**Given entries**
********************
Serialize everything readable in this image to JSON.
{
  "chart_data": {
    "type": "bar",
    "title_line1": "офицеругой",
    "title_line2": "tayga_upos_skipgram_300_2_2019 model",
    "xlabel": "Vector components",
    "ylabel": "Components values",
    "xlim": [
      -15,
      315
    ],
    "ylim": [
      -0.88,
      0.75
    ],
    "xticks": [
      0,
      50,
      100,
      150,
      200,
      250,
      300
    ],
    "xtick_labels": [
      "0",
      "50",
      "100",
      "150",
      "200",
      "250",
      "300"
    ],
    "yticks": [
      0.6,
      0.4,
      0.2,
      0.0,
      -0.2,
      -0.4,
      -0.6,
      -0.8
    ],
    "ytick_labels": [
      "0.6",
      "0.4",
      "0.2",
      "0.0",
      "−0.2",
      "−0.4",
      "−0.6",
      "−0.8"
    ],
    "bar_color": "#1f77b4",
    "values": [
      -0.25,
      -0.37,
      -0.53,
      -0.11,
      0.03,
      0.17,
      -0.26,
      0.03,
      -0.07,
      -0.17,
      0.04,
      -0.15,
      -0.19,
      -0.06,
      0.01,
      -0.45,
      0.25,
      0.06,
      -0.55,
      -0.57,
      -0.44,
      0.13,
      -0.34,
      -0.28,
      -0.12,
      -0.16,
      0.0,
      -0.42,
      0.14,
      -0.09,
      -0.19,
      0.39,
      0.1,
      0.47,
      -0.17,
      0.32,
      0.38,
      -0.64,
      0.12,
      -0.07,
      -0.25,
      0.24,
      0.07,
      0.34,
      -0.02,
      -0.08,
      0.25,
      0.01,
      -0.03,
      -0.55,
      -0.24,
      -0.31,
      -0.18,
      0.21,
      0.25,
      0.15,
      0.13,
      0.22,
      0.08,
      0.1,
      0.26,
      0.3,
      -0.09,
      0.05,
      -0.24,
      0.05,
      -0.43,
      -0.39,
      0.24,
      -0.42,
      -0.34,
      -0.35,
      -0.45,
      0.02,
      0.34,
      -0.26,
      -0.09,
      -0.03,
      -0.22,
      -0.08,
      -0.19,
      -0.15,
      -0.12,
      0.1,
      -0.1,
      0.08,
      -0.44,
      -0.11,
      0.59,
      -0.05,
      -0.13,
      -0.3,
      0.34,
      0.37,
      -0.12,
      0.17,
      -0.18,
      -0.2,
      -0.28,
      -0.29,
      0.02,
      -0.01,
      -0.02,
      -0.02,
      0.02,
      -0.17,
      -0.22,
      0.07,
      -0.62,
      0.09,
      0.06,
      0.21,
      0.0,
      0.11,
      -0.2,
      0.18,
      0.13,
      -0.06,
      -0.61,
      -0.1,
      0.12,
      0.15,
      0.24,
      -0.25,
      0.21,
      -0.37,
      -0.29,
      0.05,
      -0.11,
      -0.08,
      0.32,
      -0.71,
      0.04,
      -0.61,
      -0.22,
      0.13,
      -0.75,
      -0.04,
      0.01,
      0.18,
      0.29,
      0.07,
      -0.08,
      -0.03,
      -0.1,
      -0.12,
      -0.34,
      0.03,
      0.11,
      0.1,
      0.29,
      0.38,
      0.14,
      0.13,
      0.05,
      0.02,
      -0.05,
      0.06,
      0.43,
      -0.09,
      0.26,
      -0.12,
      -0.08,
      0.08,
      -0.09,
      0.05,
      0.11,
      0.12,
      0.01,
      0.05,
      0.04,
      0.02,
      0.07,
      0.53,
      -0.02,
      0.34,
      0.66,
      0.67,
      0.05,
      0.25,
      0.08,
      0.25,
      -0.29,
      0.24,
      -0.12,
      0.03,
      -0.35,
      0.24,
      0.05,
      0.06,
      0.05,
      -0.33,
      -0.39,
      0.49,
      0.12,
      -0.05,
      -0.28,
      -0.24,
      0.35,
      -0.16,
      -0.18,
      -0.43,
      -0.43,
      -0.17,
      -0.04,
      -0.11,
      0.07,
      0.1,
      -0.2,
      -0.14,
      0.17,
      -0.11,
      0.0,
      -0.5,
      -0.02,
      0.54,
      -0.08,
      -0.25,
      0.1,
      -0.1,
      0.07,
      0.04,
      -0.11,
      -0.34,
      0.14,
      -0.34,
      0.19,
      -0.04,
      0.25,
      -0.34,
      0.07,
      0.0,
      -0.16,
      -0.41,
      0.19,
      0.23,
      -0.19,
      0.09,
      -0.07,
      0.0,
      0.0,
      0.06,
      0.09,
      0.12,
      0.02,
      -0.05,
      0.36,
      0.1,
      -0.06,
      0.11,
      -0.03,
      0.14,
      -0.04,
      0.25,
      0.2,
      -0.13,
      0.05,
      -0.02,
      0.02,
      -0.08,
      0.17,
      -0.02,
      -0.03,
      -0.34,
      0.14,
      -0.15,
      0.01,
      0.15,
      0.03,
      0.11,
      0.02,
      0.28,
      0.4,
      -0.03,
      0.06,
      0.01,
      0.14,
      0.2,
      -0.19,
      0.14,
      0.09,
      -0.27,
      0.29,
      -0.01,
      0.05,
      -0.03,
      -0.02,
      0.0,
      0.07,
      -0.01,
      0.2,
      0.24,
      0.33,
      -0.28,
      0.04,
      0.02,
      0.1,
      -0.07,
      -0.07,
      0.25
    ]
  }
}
********************
**What is needed**
Each line of the material should be echoed exactly.

**Response below**
Serialize everything readable in this image to JSON.
{
  "chart_data": {
    "type": "bar",
    "title_line1": "офицеругой",
    "title_line2": "tayga_upos_skipgram_300_2_2019 model",
    "xlabel": "Vector components",
    "ylabel": "Components values",
    "xlim": [
      -15,
      315
    ],
    "ylim": [
      -0.88,
      0.75
    ],
    "xticks": [
      0,
      50,
      100,
      150,
      200,
      250,
      300
    ],
    "xtick_labels": [
      "0",
      "50",
      "100",
      "150",
      "200",
      "250",
      "300"
    ],
    "yticks": [
      0.6,
      0.4,
      0.2,
      0.0,
      -0.2,
      -0.4,
      -0.6,
      -0.8
    ],
    "ytick_labels": [
      "0.6",
      "0.4",
      "0.2",
      "0.0",
      "−0.2",
      "−0.4",
      "−0.6",
      "−0.8"
    ],
    "bar_color": "#1f77b4",
    "values": [
      -0.25,
      -0.37,
      -0.53,
      -0.11,
      0.03,
      0.17,
      -0.26,
      0.03,
      -0.07,
      -0.17,
      0.04,
      -0.15,
      -0.19,
      -0.06,
      0.01,
      -0.45,
      0.25,
      0.06,
      -0.55,
      -0.57,
      -0.44,
      0.13,
      -0.34,
      -0.28,
      -0.12,
      -0.16,
      0.0,
      -0.42,
      0.14,
      -0.09,
      -0.19,
      0.39,
      0.1,
      0.47,
      -0.17,
      0.32,
      0.38,
      -0.64,
      0.12,
      -0.07,
      -0.25,
      0.24,
      0.07,
      0.34,
      -0.02,
      -0.08,
      0.25,
      0.01,
      -0.03,
      -0.55,
      -0.24,
      -0.31,
      -0.18,
      0.21,
      0.25,
      0.15,
      0.13,
      0.22,
      0.08,
      0.1,
      0.26,
      0.3,
      -0.09,
      0.05,
      -0.24,
      0.05,
      -0.43,
      -0.39,
      0.24,
      -0.42,
      -0.34,
      -0.35,
      -0.45,
      0.02,
      0.34,
      -0.26,
      -0.09,
      -0.03,
      -0.22,
      -0.08,
      -0.19,
      -0.15,
      -0.12,
      0.1,
      -0.1,
      0.08,
      -0.44,
      -0.11,
      0.59,
      -0.05,
      -0.13,
      -0.3,
      0.34,
      0.37,
      -0.12,
      0.17,
      -0.18,
      -0.2,
      -0.28,
      -0.29,
      0.02,
      -0.01,
      -0.02,
      -0.02,
      0.02,
      -0.17,
      -0.22,
      0.07,
      -0.62,
      0.09,
      0.06,
      0.21,
      0.0,
      0.11,
      -0.2,
      0.18,
      0.13,
      -0.06,
      -0.61,
      -0.1,
      0.12,
      0.15,
      0.24,
      -0.25,
      0.21,
      -0.37,
      -0.29,
      0.05,
      -0.11,
      -0.08,
      0.32,
      -0.71,
      0.04,
      -0.61,
      -0.22,
      0.13,
      -0.75,
      -0.04,
      0.01,
      0.18,
      0.29,
      0.07,
      -0.08,
      -0.03,
      -0.1,
      -0.12,
      -0.34,
      0.03,
      0.11,
      0.1,
      0.29,
      0.38,
      0.14,
      0.13,
      0.05,
      0.02,
      -0.05,
      0.06,
      0.43,
      -0.09,
      0.26,
      -0.12,
      -0.08,
      0.08,
      -0.09,
      0.05,
      0.11,
      0.12,
      0.01,
      0.05,
      0.04,
      0.02,
      0.07,
      0.53,
      -0.02,
      0.34,
      0.66,
      0.67,
      0.05,
      0.25,
      0.08,
      0.25,
      -0.29,
      0.24,
      -0.12,
      0.03,
      -0.35,
      0.24,
      0.05,
      0.06,
      0.05,
      -0.33,
      -0.39,
      0.49,
      0.12,
      -0.05,
      -0.28,
      -0.24,
      0.35,
      -0.16,
      -0.18,
      -0.43,
      -0.43,
      -0.17,
      -0.04,
      -0.11,
      0.07,
      0.1,
      -0.2,
      -0.14,
      0.17,
      -0.11,
      0.0,
      -0.5,
      -0.02,
      0.54,
      -0.08,
      -0.25,
      0.1,
      -0.1,
      0.07,
      0.04,
      -0.11,
      -0.34,
      0.14,
      -0.34,
      0.19,
      -0.04,
      0.25,
      -0.34,
      0.07,
      0.0,
      -0.16,
      -0.41,
      0.19,
      0.23,
      -0.19,
      0.09,
      -0.07,
      0.0,
      0.0,
      0.06,
      0.09,
      0.12,
      0.02,
      -0.05,
      0.36,
      0.1,
      -0.06,
      0.11,
      -0.03,
      0.14,
      -0.04,
      0.25,
      0.2,
      -0.13,
      0.05,
      -0.02,
      0.02,
      -0.08,
      0.17,
      -0.02,
      -0.03,
      -0.34,
      0.14,
      -0.15,
      0.01,
      0.15,
      0.03,
      0.11,
      0.02,
      0.28,
      0.4,
      -0.03,
      0.06,
      0.01,
      0.14,
      0.2,
      -0.19,
      0.14,
      0.09,
      -0.27,
      0.29,
      -0.01,
      0.05,
      -0.03,
      -0.02,
      0.0,
      0.07,
      -0.01,
      0.2,
      0.24,
      0.33,
      -0.28,
      0.04,
      0.02,
      0.1,
      -0.07,
      -0.07,
      0.25
    ]
  }
}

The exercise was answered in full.